Transcribe the records below in full; pictures stay out of the copy.

□ □ □ □ □ □ □

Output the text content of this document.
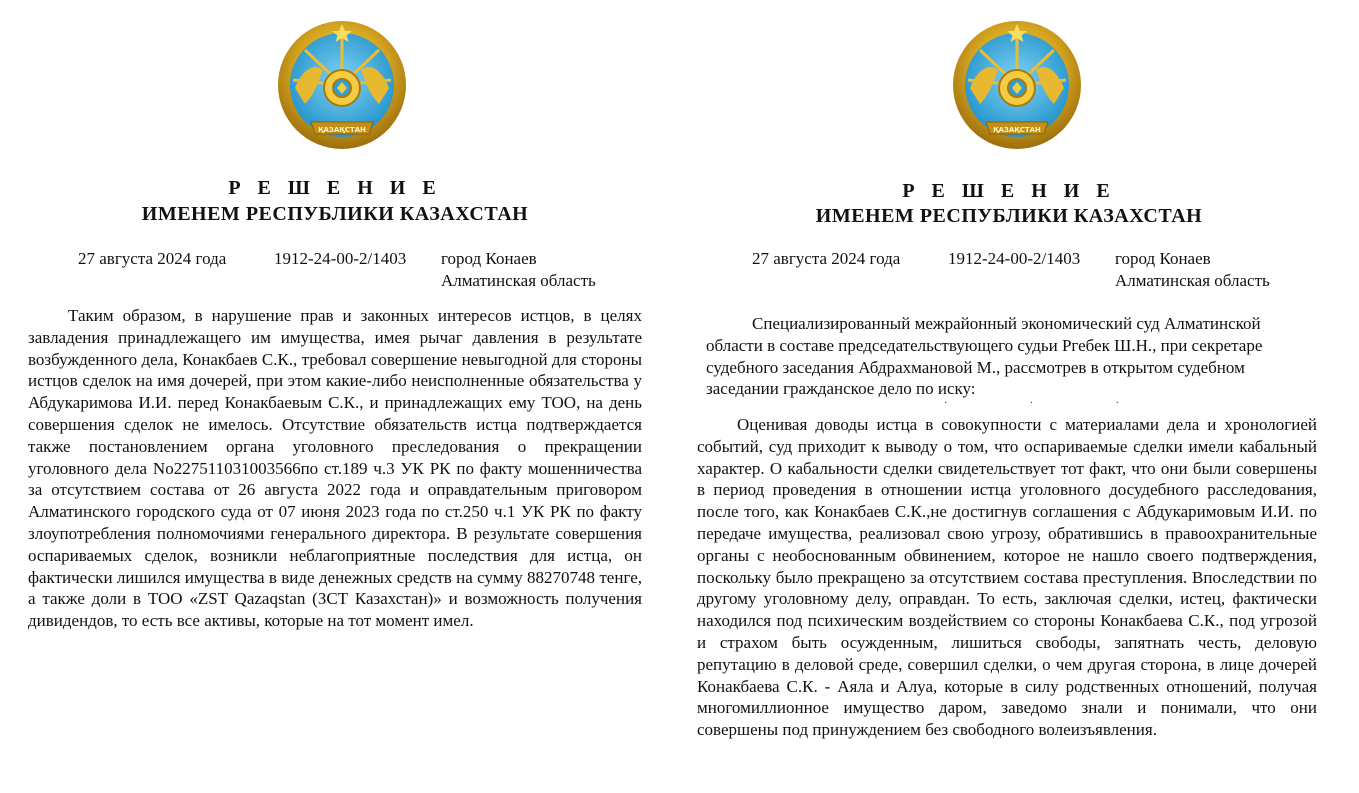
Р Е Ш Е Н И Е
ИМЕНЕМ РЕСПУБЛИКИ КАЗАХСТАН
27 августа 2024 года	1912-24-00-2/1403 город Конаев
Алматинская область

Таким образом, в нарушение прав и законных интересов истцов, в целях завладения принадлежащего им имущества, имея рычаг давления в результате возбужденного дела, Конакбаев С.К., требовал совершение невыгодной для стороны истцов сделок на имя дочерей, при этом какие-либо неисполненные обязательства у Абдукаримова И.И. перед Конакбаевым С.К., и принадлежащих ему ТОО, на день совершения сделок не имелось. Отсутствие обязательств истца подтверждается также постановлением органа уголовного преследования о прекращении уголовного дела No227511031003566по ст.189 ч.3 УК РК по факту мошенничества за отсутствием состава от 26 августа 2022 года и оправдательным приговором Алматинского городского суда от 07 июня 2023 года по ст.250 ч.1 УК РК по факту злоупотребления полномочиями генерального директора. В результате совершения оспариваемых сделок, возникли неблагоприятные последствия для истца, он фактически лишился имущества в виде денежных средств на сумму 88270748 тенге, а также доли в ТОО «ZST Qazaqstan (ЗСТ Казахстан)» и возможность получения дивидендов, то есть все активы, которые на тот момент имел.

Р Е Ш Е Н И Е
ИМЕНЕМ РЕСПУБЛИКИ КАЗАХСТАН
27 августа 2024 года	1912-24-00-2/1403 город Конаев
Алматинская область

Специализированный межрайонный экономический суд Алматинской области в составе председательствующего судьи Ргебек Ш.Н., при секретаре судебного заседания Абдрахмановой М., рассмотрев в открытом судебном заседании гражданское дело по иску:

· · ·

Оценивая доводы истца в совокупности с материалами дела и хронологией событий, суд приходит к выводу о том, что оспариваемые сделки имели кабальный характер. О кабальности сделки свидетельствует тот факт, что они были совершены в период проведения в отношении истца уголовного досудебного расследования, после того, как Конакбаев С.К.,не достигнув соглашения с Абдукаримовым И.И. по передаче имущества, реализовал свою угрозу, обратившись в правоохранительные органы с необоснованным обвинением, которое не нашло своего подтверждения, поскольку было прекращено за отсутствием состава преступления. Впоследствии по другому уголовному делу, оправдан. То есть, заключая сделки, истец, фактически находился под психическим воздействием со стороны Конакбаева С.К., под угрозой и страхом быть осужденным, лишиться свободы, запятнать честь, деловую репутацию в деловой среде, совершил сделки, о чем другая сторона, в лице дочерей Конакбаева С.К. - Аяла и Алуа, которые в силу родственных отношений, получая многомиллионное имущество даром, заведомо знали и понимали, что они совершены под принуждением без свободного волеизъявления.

□ □ □ □ □ □ □

PROBLEM SOLUTION:
Output the text content of this document.
Р Е Ш Е Н И Е
ИМЕНЕМ РЕСПУБЛИКИ КАЗАХСТАН
27 августа 2024 года	1912-24-00-2/1403 город Конаев
Алматинская область

Таким образом, в нарушение прав и законных интересов истцов, в целях завладения принадлежащего им имущества, имея рычаг давления в результате возбужденного дела, Конакбаев С.К., требовал совершение невыгодной для стороны истцов сделок на имя дочерей, при этом какие-либо неисполненные обязательства у Абдукаримова И.И. перед Конакбаевым С.К., и принадлежащих ему ТОО, на день совершения сделок не имелось. Отсутствие обязательств истца подтверждается также постановлением органа уголовного преследования о прекращении уголовного дела No227511031003566по ст.189 ч.3 УК РК по факту мошенничества за отсутствием состава от 26 августа 2022 года и оправдательным приговором Алматинского городского суда от 07 июня 2023 года по ст.250 ч.1 УК РК по факту злоупотребления полномочиями генерального директора. В результате совершения оспариваемых сделок, возникли неблагоприятные последствия для истца, он фактически лишился имущества в виде денежных средств на сумму 88270748 тенге, а также доли в ТОО «ZST Qazaqstan (ЗСТ Казахстан)» и возможность получения дивидендов, то есть все активы, которые на тот момент имел.

Р Е Ш Е Н И Е
ИМЕНЕМ РЕСПУБЛИКИ КАЗАХСТАН
27 августа 2024 года	1912-24-00-2/1403 город Конаев
Алматинская область

Специализированный межрайонный экономический суд Алматинской области в составе председательствующего судьи Ргебек Ш.Н., при секретаре судебного заседания Абдрахмановой М., рассмотрев в открытом судебном заседании гражданское дело по иску:

· · ·

Оценивая доводы истца в совокупности с материалами дела и хронологией событий, суд приходит к выводу о том, что оспариваемые сделки имели кабальный характер. О кабальности сделки свидетельствует тот факт, что они были совершены в период проведения в отношении истца уголовного досудебного расследования, после того, как Конакбаев С.К.,не достигнув соглашения с Абдукаримовым И.И. по передаче имущества, реализовал свою угрозу, обратившись в правоохранительные органы с необоснованным обвинением, которое не нашло своего подтверждения, поскольку было прекращено за отсутствием состава преступления. Впоследствии по другому уголовному делу, оправдан. То есть, заключая сделки, истец, фактически находился под психическим воздействием со стороны Конакбаева С.К., под угрозой и страхом быть осужденным, лишиться свободы, запятнать честь, деловую репутацию в деловой среде, совершил сделки, о чем другая сторона, в лице дочерей Конакбаева С.К. - Аяла и Алуа, которые в силу родственных отношений, получая многомиллионное имущество даром, заведомо знали и понимали, что они совершены под принуждением без свободного волеизъявления.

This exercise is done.